(Collected data)
··········

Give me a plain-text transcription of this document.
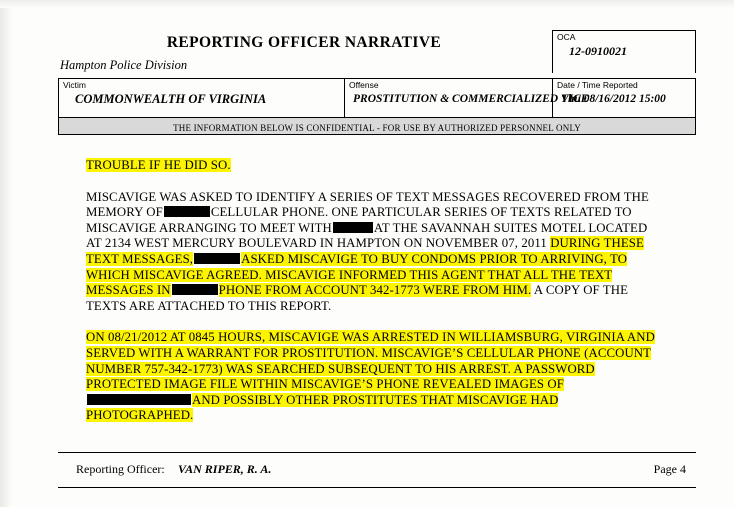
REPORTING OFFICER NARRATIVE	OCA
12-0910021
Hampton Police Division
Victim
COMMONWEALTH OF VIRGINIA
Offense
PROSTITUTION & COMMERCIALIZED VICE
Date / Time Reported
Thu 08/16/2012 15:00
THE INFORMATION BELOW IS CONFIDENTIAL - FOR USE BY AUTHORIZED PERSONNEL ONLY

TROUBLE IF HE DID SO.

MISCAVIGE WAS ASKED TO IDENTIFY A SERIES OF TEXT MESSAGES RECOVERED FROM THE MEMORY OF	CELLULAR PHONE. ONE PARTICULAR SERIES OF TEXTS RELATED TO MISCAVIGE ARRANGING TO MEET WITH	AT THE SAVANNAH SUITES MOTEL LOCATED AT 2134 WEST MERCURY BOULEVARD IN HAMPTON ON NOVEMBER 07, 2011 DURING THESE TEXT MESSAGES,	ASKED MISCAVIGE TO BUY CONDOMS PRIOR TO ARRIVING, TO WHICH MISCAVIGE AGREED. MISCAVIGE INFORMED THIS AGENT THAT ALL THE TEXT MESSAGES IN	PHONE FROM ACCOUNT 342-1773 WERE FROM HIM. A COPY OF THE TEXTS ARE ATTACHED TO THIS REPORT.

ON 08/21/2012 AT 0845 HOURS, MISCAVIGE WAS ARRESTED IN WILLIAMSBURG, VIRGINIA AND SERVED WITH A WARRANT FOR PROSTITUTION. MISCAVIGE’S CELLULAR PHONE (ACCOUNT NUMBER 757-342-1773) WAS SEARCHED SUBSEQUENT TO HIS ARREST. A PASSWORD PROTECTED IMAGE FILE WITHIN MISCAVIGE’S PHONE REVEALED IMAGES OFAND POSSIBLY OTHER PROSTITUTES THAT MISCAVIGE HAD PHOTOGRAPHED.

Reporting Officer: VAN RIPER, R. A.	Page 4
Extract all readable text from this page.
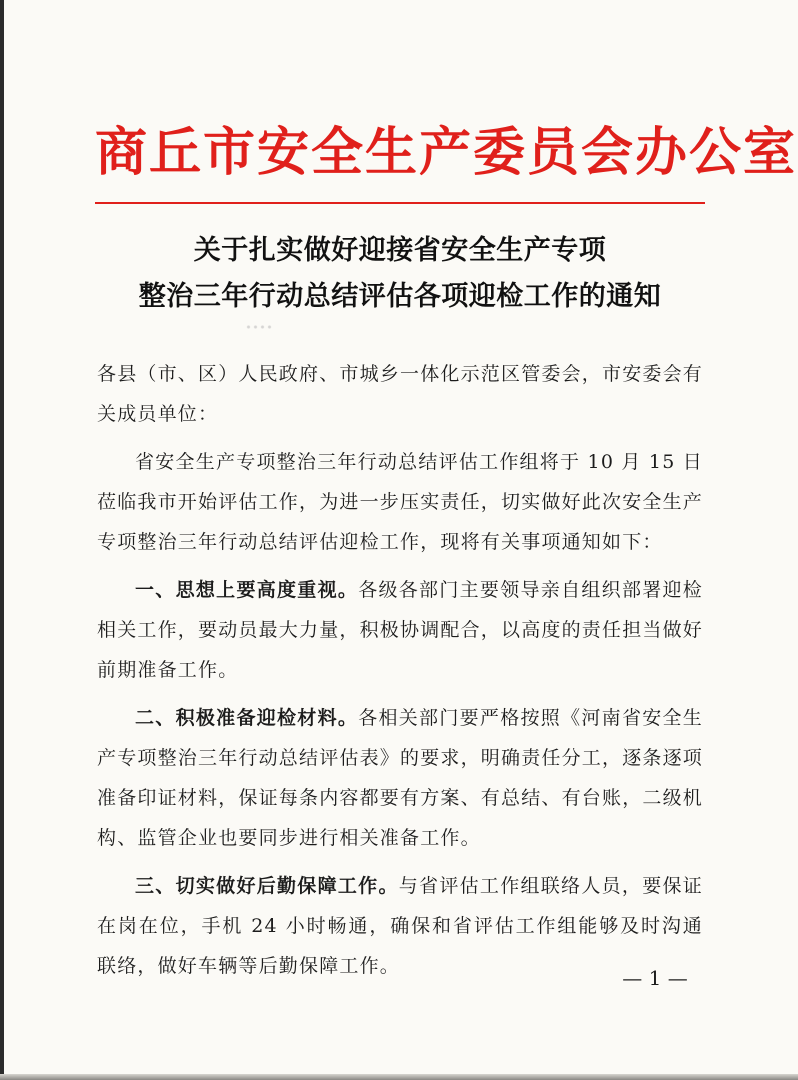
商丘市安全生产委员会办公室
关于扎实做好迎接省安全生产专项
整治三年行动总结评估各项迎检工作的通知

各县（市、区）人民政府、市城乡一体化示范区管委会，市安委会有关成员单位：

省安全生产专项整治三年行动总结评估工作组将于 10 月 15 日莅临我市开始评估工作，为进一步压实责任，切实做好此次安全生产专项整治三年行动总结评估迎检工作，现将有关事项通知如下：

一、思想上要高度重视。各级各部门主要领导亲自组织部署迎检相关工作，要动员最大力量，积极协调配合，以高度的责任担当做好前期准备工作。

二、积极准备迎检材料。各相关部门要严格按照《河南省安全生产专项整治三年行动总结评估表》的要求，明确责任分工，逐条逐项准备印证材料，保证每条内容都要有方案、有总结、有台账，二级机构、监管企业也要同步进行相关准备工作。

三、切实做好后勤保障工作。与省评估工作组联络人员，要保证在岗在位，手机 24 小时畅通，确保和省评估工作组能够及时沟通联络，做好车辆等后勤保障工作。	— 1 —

··········

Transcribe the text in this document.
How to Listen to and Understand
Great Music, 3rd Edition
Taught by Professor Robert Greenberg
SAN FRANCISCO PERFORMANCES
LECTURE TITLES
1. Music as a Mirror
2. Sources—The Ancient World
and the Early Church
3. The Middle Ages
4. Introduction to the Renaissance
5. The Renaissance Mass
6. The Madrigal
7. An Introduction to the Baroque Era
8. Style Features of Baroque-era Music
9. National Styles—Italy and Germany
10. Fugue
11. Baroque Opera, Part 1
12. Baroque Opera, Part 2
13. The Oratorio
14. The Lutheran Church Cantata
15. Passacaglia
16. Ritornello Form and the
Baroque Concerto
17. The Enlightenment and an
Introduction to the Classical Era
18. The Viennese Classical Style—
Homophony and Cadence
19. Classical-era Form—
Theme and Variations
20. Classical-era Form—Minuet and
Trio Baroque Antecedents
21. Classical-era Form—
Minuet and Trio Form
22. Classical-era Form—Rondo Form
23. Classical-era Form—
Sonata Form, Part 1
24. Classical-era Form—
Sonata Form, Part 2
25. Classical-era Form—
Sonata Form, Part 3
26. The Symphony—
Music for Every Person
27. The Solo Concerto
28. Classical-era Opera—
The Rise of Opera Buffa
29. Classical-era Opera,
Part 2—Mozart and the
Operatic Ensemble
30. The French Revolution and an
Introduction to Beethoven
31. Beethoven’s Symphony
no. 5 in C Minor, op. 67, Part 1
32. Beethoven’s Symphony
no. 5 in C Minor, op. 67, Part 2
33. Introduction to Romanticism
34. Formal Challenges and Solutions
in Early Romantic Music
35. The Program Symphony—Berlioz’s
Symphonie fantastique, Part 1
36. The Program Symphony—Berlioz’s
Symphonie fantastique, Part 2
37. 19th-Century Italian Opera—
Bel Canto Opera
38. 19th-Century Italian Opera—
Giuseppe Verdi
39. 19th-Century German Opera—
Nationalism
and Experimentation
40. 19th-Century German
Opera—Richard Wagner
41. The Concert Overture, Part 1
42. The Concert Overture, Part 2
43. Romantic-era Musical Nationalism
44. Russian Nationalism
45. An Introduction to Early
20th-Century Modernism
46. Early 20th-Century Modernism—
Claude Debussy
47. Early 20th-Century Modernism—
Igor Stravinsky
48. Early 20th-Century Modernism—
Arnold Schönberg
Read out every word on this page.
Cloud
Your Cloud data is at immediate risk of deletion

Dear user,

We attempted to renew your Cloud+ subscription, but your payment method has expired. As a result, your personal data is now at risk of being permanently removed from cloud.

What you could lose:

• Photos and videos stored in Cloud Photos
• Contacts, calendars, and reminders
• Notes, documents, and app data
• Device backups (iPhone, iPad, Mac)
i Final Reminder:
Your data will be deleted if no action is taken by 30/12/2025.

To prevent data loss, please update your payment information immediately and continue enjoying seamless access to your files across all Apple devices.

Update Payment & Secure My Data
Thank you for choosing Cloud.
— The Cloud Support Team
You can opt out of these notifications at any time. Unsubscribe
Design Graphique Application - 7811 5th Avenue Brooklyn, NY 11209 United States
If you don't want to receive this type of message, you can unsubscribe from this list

··········

**EXERCISE TASK**
Report the number of lines in the listing that include the string "Program"; give nothing but the number.

**WORKED SOLUTION**
2